Task to complete:
Check each line of the material below, and copy it if it holds the string "before".

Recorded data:
◆ ◆ ◆ ◆ ◆ ◆ ◆

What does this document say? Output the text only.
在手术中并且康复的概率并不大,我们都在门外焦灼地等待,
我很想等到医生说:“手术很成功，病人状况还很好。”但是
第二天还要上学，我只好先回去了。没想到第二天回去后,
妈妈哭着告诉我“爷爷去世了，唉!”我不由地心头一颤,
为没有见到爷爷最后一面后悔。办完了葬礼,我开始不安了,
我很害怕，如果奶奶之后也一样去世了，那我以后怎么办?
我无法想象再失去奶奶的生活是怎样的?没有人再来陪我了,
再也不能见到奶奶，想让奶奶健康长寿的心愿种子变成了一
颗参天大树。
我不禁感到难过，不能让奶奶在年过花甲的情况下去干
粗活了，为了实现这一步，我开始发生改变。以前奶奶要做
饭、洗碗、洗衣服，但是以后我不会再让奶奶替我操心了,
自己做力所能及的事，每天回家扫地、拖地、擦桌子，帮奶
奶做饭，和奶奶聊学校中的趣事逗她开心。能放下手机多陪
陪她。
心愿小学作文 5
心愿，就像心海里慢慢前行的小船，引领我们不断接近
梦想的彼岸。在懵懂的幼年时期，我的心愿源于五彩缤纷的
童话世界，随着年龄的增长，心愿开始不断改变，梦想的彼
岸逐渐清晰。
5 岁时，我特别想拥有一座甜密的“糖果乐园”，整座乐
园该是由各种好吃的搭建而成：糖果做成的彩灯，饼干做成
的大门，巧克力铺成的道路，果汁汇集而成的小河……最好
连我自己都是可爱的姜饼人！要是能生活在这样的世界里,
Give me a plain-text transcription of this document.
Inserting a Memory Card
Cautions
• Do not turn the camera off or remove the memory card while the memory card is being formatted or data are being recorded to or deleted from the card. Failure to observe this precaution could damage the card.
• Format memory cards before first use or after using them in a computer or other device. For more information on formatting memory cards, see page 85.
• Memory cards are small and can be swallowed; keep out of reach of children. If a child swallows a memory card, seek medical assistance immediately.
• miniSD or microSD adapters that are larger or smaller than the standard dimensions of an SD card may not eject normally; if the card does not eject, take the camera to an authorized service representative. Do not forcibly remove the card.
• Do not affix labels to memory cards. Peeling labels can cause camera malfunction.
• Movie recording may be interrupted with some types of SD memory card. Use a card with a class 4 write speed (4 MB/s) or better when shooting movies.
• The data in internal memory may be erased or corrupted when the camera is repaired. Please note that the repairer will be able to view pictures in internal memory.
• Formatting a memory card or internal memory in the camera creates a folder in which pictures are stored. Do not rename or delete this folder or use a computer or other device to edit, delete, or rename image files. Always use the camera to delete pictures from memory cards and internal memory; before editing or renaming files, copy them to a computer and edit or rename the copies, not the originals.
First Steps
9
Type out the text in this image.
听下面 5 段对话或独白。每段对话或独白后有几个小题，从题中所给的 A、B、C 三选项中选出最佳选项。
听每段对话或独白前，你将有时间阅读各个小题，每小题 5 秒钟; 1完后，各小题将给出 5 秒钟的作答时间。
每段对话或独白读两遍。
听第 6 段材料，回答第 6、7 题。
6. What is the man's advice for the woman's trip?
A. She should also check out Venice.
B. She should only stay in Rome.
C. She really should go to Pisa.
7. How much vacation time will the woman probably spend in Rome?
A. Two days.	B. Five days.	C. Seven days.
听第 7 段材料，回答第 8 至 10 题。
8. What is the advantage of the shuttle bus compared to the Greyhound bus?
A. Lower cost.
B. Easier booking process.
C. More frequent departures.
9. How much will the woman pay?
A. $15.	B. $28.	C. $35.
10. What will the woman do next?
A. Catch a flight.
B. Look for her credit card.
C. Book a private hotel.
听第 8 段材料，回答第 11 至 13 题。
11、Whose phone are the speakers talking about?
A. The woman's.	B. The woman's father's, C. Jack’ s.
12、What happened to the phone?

◆ ◆ ◆ ◆ ◆ ◆ ◆

Complete output:
• Format memory cards before first use or after using them in a computer or other device. For more information on formatting memory cards, see page 85.
• Formatting a memory card or internal memory in the camera creates a folder in which pictures are stored. Do not rename or delete this folder or use a computer or other device to edit, delete, or rename image files. Always use the camera to delete pictures from memory cards and internal memory; before editing or renaming files, copy them to a computer and edit or rename the copies, not the originals.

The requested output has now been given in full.